[Figure record listings]
------------------------------------------------------------

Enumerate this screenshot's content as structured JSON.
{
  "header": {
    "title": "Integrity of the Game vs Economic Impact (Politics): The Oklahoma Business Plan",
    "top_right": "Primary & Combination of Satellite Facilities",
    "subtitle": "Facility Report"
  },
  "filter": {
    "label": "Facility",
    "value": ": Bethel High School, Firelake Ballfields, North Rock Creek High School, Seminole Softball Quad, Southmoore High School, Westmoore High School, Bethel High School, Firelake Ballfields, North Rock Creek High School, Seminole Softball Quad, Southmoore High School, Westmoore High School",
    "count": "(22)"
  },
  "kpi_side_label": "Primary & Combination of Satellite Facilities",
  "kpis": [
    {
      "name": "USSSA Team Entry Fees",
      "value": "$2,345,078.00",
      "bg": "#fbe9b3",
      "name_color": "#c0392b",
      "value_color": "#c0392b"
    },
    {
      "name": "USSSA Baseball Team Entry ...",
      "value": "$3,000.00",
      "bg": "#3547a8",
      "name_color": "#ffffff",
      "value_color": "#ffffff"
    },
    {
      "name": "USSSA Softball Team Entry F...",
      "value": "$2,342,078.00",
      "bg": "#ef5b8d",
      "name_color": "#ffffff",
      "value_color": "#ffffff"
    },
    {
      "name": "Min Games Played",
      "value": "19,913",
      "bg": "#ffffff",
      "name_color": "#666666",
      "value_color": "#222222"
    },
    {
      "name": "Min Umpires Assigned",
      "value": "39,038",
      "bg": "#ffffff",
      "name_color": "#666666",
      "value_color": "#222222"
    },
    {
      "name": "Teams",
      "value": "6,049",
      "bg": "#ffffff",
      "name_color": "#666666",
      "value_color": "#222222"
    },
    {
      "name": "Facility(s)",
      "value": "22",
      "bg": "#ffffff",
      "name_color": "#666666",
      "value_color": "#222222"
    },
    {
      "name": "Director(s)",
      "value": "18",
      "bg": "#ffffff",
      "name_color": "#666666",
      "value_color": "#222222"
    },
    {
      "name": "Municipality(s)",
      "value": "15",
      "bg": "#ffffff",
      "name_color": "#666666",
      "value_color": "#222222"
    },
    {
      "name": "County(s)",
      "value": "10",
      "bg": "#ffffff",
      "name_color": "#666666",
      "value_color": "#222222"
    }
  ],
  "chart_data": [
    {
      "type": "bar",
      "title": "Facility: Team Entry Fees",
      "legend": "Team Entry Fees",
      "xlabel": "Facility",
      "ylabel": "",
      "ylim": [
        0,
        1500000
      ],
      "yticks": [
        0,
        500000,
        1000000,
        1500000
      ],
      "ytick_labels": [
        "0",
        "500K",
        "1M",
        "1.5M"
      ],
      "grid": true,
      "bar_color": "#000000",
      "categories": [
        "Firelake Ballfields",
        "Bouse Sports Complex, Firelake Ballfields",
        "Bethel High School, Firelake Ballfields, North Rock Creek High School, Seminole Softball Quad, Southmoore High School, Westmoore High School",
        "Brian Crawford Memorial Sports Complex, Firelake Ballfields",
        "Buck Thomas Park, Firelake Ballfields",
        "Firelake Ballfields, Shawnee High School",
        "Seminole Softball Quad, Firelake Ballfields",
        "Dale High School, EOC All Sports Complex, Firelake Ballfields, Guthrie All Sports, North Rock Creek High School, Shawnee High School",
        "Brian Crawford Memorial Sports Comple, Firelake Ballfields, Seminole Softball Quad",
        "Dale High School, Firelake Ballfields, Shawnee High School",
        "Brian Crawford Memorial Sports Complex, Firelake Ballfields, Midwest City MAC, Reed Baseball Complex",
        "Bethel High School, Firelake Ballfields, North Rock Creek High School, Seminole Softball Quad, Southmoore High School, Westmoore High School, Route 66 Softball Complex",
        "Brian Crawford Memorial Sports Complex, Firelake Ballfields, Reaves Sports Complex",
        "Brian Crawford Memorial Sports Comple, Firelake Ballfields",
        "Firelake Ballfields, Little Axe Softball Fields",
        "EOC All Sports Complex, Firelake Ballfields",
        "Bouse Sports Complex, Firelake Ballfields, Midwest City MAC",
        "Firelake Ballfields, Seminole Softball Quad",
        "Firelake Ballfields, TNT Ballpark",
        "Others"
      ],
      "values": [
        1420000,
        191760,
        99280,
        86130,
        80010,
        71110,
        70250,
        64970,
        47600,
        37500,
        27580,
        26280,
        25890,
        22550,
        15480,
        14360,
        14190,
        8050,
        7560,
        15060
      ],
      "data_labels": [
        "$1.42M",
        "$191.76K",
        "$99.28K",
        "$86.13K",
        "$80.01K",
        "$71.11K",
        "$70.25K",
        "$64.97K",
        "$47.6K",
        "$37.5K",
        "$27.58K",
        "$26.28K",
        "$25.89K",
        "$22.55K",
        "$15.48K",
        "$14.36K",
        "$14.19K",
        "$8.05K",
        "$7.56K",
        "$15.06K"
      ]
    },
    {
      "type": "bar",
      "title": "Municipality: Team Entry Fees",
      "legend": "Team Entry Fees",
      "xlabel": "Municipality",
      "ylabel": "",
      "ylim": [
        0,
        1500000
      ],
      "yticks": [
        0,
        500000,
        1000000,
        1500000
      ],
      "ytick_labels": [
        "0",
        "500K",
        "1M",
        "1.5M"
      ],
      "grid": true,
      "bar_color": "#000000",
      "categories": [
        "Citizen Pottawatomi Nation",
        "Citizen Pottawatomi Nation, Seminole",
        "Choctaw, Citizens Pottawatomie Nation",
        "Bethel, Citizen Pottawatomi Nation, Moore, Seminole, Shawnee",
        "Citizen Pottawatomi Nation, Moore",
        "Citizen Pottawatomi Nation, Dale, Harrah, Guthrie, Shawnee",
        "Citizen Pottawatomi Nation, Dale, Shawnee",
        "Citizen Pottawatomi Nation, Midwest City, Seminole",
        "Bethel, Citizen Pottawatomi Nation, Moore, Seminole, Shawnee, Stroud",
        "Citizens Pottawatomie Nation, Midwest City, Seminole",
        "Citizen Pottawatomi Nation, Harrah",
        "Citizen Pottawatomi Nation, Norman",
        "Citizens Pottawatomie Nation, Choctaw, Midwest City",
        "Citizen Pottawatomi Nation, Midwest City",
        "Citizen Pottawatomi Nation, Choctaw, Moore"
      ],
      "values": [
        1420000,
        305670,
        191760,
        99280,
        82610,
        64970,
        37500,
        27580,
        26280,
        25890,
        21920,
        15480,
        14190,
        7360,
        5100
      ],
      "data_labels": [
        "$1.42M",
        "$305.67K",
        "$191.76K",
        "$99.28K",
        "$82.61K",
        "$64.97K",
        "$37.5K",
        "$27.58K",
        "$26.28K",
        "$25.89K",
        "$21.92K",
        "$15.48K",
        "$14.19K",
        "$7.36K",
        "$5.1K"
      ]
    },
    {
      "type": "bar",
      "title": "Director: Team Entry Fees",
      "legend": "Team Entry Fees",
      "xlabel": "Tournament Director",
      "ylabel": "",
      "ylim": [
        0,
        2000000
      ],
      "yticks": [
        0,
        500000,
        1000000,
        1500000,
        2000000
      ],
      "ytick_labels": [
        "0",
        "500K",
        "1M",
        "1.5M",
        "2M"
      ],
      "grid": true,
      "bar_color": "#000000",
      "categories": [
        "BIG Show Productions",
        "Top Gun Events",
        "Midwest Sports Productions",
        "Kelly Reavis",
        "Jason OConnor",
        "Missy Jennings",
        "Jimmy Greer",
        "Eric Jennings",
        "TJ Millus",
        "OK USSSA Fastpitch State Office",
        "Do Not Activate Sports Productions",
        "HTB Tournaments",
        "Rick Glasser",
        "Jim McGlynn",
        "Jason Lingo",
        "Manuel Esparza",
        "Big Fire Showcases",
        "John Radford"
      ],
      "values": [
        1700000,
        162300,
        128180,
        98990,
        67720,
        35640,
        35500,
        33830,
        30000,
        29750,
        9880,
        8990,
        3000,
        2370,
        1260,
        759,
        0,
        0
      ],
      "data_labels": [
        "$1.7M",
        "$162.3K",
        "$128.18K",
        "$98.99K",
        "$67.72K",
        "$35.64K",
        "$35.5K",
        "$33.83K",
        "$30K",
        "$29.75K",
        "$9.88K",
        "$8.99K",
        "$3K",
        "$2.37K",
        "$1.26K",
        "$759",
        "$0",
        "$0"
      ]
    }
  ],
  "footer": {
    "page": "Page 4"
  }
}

------------------------------------------------------------

WHAT THE EXERCISE ASKS: Go through the material and select each line with the string "Municipality" in it.

FINISHED ANSWER:
      "name": "Municipality(s)",
      "title": "Municipality: Team Entry Fees",
      "xlabel": "Municipality",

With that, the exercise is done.